• [Exercise details]:
State how many lines in the listing below include the word "fiecare", and add nothing besides the number.

— start Provided material —

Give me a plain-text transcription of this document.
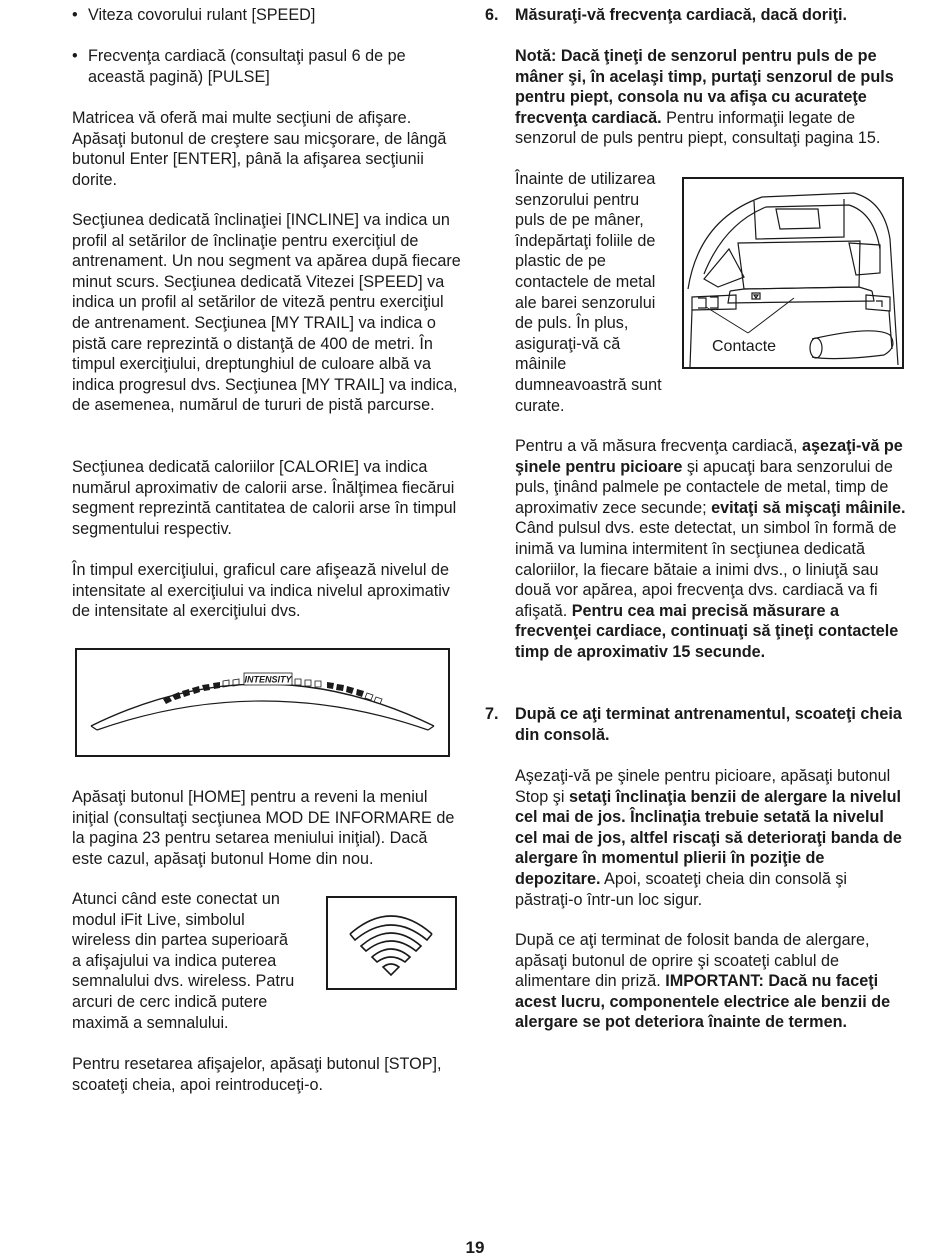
• Viteza covorului rulant [SPEED]
• Frecvenţa cardiacă (consultaţi pasul 6 de pe această pagină) [PULSE]

Matricea vă oferă mai multe secţiuni de afişare. Apăsaţi butonul de creştere sau micşorare, de lângă butonul Enter [ENTER], până la afişarea secţiunii dorite.

Secţiunea dedicată înclinaţiei [INCLINE] va indica un profil al setărilor de înclinaţie pentru exerciţiul de antrenament. Un nou segment va apărea după fiecare minut scurs. Secţiunea dedicată Vitezei [SPEED] va indica un profil al setărilor de viteză pentru exerciţiul de antrenament. Secţiunea [MY TRAIL] va indica o pistă care reprezintă o distanţă de 400 de metri. În timpul exerciţiului, dreptunghiul de culoare albă va indica progresul dvs. Secţiunea [MY TRAIL] va indica, de asemenea, numărul de tururi de pistă parcurse.

Secţiunea dedicată caloriilor [CALORIE] va indica numărul aproximativ de calorii arse. Înălţimea fiecărui segment reprezintă cantitatea de calorii arse în timpul segmentului respectiv.

În timpul exerciţiului, graficul care afişează nivelul de intensitate al exerciţiului va indica nivelul aproximativ de intensitate al exerciţiului dvs.

INTENSITY

Apăsaţi butonul [HOME] pentru a reveni la meniul iniţial (consultaţi secţiunea MOD DE INFORMARE de la pagina 23 pentru setarea meniului iniţial). Dacă este cazul, apăsaţi butonul Home din nou.

Atunci când este conectat un modul iFit Live, simbolul wireless din partea superioară a afişajului va indica puterea semnalului dvs. wireless. Patru arcuri de cerc indică putere maximă a semnalului.

Pentru resetarea afişajelor, apăsaţi butonul [STOP], scoateţi cheia, apoi reintroduceţi-o.

6. Măsuraţi-vă frecvenţa cardiacă, dacă doriţi.

Notă: Dacă ţineţi de senzorul pentru puls de pe mâner şi, în acelaşi timp, purtaţi senzorul de puls pentru piept, consola nu va afişa cu acurateţe frecvenţa cardiacă. Pentru informaţii legate de senzorul de puls pentru piept, consultaţi pagina 15.

Înainte de utilizarea senzorului pentru puls de pe mâner, îndepărtaţi foliile de plastic de pe contactele de metal ale barei senzorului de puls. În plus, asiguraţi-vă că mâinile dumneavoastră sunt curate.

Contacte

Pentru a vă măsura frecvenţa cardiacă, aşezaţi-vă pe şinele pentru picioare şi apucaţi bara senzorului de puls, ţinând palmele pe contactele de metal, timp de aproximativ zece secunde; evitaţi să mişcaţi mâinile. Când pulsul dvs. este detectat, un simbol în formă de inimă va lumina intermitent în secţiunea dedicată caloriilor, la fiecare bătaie a inimi dvs., o liniuţă sau două vor apărea, apoi frecvenţa dvs. cardiacă va fi afişată. Pentru cea mai precisă măsurare a frecvenţei cardiace, continuaţi să ţineţi contactele timp de aproximativ 15 secunde.

7. După ce aţi terminat antrenamentul, scoateţi cheia din consolă.

Aşezaţi-vă pe şinele pentru picioare, apăsaţi butonul Stop şi setaţi înclinaţia benzii de alergare la nivelul cel mai de jos. Înclinaţia trebuie setată la nivelul cel mai de jos, altfel riscaţi să deterioraţi banda de alergare în momentul plierii în poziţie de depozitare. Apoi, scoateţi cheia din consolă şi păstraţi-o într-un loc sigur.

După ce aţi terminat de folosit banda de alergare, apăsaţi butonul de oprire şi scoateţi cablul de alimentare din priză. IMPORTANT: Dacă nu faceţi acest lucru, componentele electrice ale benzii de alergare se pot deteriora înainte de termen.

19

— end Provided material —

• [The response]:
2